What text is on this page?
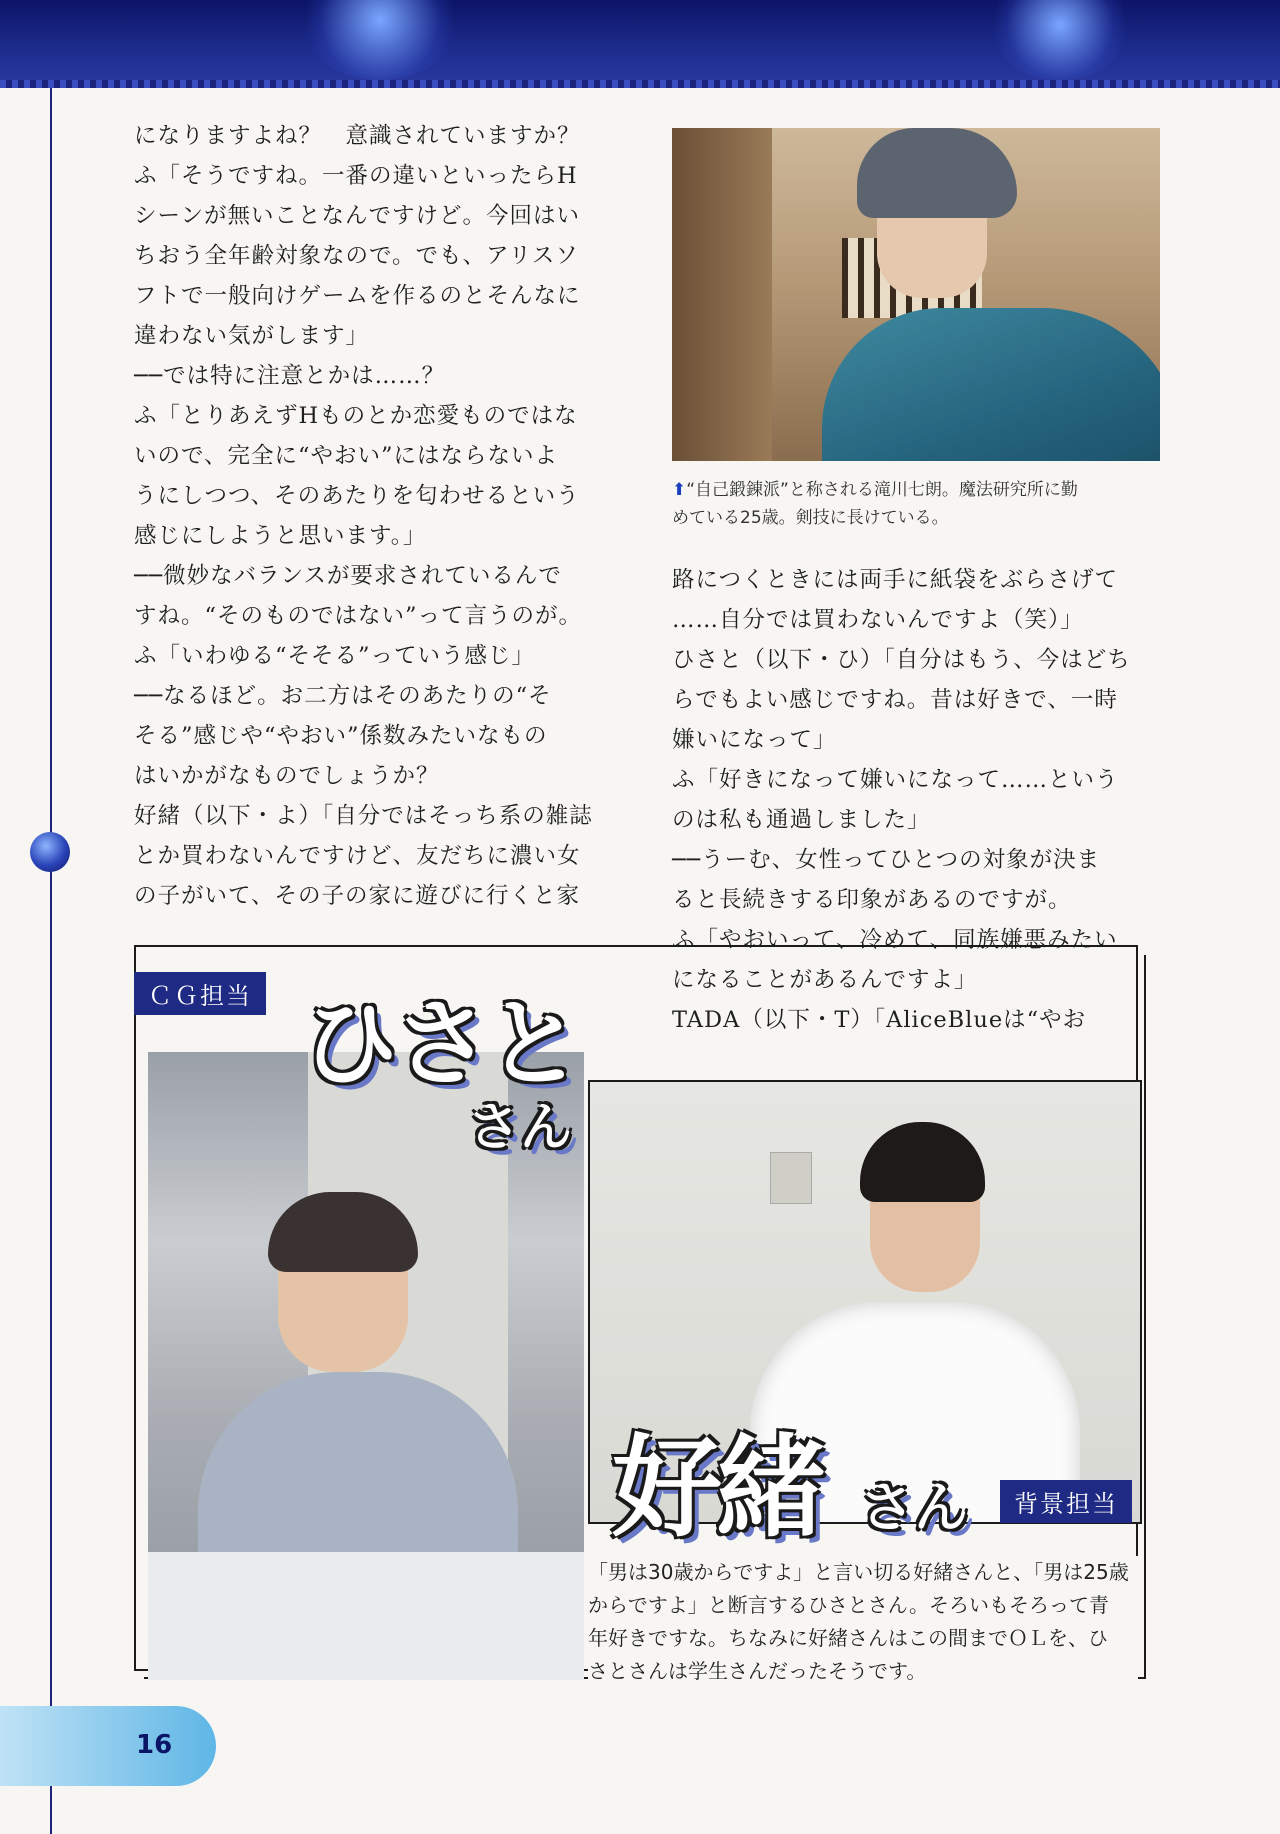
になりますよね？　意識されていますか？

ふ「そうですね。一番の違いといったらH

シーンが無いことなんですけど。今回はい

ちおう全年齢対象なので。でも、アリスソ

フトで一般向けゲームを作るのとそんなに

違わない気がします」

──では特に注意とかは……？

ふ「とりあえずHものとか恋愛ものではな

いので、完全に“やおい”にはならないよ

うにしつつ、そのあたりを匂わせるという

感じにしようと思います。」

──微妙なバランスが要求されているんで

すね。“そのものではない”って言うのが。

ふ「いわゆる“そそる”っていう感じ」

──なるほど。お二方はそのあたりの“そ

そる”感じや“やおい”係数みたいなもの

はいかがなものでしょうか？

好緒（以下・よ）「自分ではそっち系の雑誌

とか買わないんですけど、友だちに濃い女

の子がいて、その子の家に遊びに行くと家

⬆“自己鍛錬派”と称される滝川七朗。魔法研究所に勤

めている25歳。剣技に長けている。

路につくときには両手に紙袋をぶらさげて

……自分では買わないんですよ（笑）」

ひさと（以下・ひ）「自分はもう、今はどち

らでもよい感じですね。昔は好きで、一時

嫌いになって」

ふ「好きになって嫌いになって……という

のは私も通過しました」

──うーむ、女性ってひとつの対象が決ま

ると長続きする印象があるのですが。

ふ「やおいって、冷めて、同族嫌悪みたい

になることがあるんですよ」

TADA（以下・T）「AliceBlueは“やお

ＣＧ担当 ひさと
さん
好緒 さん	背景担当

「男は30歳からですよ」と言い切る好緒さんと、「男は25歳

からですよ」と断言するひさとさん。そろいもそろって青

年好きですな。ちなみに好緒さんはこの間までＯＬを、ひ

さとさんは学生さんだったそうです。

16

────────────────

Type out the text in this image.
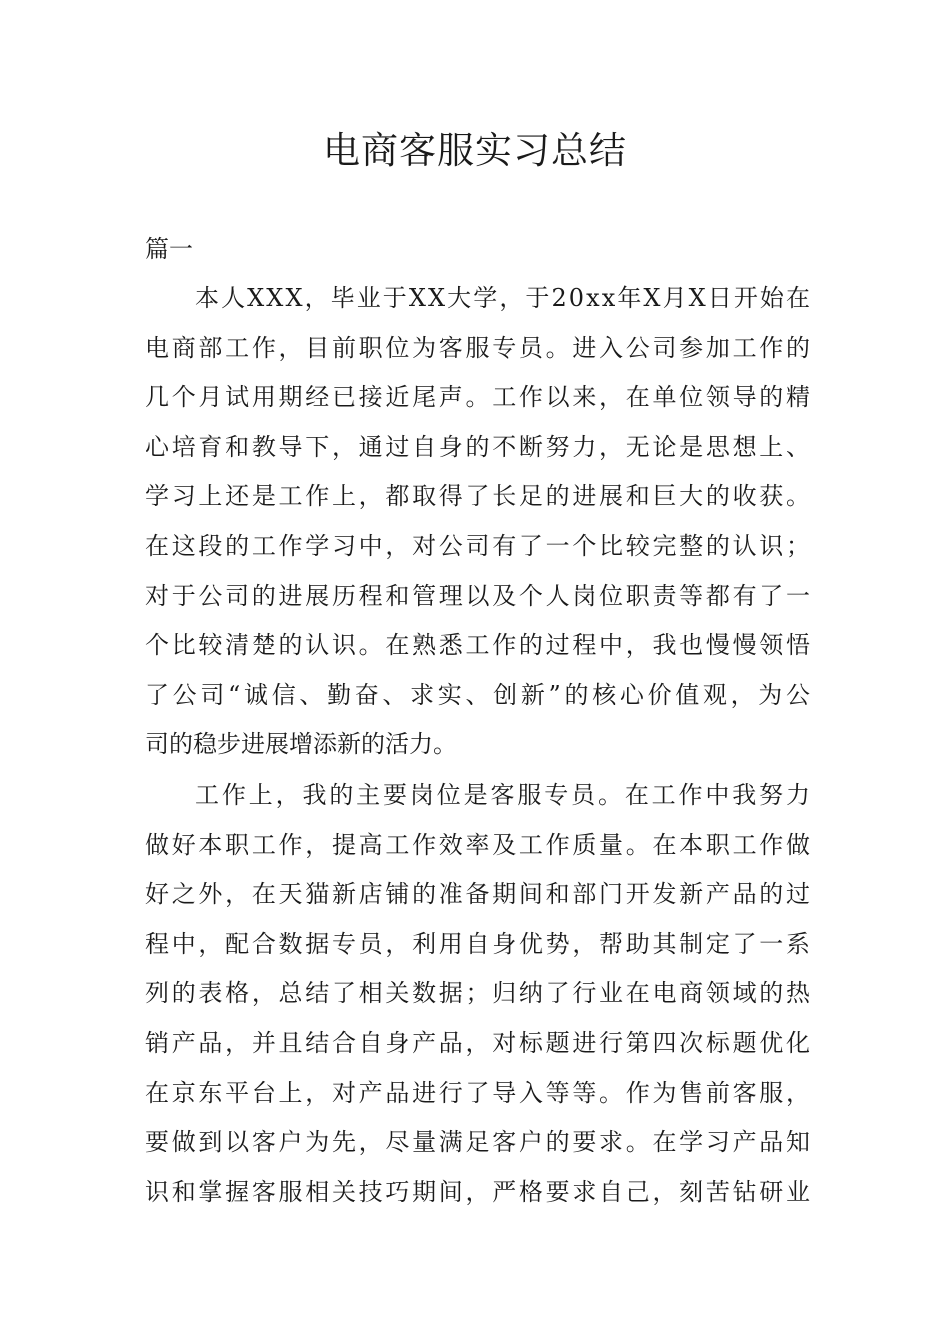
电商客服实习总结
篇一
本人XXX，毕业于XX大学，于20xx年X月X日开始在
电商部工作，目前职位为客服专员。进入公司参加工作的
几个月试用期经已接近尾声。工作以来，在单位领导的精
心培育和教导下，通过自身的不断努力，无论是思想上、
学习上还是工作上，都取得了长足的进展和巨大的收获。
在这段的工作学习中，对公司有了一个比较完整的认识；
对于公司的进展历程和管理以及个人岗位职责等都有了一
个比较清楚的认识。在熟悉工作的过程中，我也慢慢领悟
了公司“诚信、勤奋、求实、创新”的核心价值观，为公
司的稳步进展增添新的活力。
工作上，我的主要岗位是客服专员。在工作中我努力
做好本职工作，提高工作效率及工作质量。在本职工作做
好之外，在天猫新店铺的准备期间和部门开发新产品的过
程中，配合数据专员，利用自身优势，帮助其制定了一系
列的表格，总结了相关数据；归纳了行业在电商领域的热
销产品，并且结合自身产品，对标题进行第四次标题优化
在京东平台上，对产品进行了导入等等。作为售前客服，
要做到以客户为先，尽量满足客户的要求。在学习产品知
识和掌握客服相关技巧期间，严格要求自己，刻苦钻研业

────────────────

Isolate each line of the listing above that includes "text". Copy it.

■ OUTPUT FOR THIS EXERCISE
What text is on this page?
Type out the text in this image.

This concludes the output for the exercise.